=== Objective ===
Find each line with the string "Складской" and report it.

=== Record excerpts ===
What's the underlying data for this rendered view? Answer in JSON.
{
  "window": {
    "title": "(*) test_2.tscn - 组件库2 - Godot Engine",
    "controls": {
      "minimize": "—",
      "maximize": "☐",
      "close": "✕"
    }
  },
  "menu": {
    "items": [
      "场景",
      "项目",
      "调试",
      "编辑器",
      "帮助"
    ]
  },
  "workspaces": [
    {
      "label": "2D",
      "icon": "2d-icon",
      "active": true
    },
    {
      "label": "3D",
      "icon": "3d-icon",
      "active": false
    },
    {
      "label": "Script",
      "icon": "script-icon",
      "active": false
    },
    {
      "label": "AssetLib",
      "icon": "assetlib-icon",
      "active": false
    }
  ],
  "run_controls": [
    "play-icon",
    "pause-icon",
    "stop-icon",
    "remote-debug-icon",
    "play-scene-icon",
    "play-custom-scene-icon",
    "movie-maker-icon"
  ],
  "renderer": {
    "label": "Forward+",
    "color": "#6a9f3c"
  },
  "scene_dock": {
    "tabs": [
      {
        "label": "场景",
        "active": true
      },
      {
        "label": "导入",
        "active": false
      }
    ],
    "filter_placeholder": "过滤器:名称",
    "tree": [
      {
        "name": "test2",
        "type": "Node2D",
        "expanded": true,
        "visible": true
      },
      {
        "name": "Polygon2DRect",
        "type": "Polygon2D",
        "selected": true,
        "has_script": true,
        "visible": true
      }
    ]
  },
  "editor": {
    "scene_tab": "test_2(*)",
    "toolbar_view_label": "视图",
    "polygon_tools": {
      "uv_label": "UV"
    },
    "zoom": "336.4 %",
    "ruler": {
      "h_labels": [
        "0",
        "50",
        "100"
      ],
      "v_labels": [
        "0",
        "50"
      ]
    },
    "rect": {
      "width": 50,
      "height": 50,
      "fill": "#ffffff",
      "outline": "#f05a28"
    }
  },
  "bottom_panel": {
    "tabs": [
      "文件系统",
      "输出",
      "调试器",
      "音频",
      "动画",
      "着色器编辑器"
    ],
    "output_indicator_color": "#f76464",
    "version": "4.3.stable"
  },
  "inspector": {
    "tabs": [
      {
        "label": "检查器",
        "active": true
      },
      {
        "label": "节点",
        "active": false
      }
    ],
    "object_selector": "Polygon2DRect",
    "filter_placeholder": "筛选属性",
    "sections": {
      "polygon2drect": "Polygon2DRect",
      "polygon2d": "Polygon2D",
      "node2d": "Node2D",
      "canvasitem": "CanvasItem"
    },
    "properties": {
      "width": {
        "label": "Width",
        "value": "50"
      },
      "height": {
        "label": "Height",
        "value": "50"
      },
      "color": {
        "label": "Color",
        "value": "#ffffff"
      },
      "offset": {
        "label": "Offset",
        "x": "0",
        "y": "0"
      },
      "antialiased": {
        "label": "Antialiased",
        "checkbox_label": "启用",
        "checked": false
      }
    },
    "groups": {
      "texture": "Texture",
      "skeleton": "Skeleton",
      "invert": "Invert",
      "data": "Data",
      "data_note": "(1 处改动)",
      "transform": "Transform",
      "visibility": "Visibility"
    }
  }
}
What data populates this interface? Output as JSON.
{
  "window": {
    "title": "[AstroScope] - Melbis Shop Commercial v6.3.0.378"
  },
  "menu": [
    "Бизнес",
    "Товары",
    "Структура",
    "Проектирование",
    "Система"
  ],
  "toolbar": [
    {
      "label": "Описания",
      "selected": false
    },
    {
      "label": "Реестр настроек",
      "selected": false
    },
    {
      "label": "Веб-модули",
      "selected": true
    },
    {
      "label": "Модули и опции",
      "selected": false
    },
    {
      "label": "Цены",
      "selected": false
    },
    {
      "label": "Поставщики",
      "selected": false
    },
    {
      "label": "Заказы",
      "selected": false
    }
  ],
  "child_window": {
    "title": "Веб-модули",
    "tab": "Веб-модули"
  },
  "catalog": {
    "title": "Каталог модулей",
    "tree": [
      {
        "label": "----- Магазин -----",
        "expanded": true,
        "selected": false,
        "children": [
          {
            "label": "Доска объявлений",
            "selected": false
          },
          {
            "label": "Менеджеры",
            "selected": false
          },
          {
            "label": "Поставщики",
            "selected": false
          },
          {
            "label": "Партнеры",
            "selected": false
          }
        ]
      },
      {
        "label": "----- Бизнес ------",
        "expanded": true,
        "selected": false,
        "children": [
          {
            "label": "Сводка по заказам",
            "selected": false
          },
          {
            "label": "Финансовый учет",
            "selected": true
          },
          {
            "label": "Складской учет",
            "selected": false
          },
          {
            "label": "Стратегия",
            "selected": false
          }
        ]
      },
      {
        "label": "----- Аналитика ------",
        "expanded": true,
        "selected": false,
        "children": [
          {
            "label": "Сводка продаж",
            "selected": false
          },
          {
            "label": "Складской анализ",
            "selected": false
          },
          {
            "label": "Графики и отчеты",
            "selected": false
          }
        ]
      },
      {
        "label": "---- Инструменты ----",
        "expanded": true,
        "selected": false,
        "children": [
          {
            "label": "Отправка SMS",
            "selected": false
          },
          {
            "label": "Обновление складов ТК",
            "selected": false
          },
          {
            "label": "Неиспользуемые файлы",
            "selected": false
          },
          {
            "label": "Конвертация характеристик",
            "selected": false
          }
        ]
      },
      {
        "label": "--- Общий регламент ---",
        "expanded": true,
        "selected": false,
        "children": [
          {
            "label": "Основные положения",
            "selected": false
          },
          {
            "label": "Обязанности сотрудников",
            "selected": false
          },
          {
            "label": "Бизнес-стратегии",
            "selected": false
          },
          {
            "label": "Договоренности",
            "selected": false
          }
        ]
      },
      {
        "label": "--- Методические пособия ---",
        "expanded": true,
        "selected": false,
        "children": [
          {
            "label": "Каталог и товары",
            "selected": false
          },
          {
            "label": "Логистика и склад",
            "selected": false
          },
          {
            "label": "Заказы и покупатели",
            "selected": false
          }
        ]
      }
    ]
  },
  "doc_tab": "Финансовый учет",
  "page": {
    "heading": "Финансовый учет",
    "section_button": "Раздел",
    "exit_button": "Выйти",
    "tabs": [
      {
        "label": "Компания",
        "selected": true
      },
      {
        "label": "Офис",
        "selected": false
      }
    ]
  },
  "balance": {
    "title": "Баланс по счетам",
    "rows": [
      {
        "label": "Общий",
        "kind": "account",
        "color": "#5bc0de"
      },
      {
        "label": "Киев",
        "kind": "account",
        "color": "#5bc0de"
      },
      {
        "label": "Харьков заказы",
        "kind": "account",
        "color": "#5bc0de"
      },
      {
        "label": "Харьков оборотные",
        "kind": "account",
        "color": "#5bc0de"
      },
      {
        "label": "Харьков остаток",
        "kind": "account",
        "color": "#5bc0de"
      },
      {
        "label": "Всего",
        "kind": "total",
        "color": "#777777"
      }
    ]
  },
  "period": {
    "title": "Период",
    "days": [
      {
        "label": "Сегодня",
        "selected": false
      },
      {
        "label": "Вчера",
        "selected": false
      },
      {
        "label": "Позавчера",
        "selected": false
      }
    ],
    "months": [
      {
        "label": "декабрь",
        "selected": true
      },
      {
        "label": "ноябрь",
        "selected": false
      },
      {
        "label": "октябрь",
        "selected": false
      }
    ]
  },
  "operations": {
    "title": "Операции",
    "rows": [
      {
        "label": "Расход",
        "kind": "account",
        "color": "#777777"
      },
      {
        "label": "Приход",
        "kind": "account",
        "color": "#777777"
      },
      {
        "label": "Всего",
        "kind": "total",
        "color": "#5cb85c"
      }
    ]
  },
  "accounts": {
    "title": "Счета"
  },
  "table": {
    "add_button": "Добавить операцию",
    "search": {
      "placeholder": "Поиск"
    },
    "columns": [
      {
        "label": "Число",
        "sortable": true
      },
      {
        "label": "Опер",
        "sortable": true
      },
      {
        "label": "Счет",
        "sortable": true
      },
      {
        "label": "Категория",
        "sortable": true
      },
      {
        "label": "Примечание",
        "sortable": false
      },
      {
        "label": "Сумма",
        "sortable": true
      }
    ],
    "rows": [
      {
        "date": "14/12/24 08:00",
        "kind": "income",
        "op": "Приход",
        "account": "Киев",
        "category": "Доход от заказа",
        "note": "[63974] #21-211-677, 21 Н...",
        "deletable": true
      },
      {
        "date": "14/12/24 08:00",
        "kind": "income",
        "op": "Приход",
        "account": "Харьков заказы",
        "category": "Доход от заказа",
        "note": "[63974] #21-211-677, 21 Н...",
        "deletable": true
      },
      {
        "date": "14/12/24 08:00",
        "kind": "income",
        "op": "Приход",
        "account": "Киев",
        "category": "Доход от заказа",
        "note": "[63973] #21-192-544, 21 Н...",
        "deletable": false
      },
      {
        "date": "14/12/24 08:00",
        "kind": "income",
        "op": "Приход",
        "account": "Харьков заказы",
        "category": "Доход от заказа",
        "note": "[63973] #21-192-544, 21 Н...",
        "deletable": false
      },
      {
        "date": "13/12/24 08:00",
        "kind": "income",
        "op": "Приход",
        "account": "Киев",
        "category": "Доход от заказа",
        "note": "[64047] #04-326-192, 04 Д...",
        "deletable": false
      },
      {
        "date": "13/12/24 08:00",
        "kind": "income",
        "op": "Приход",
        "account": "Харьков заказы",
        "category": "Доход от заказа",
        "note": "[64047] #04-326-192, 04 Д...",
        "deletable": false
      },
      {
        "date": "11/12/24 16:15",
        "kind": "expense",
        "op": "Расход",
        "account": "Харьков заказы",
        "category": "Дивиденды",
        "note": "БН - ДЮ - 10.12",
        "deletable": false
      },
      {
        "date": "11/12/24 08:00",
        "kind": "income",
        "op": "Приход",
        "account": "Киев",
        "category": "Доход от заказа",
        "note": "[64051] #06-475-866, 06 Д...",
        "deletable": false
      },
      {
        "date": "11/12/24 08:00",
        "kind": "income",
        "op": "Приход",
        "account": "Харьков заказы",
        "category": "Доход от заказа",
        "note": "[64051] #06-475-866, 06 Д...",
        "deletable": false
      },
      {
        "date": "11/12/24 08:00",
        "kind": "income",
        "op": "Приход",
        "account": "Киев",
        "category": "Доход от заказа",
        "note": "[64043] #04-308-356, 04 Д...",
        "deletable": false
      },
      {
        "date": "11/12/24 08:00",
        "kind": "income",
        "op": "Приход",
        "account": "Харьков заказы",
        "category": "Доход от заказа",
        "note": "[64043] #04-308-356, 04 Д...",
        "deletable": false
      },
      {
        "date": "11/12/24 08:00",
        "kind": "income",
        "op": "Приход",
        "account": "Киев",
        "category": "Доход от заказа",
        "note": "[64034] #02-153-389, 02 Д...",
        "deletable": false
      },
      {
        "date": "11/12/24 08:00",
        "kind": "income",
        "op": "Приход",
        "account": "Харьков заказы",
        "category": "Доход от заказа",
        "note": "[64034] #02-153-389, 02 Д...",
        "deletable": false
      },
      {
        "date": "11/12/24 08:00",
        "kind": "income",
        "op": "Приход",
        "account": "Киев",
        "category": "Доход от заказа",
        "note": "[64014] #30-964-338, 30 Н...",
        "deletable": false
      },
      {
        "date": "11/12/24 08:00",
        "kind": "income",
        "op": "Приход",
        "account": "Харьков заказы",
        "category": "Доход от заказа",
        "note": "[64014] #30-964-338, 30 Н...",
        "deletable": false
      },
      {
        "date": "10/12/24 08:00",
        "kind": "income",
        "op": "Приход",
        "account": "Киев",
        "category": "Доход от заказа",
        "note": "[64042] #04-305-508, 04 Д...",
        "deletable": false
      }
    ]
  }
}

=== Result of the task ===
            "label": "Складской учет",
            "label": "Складской анализ",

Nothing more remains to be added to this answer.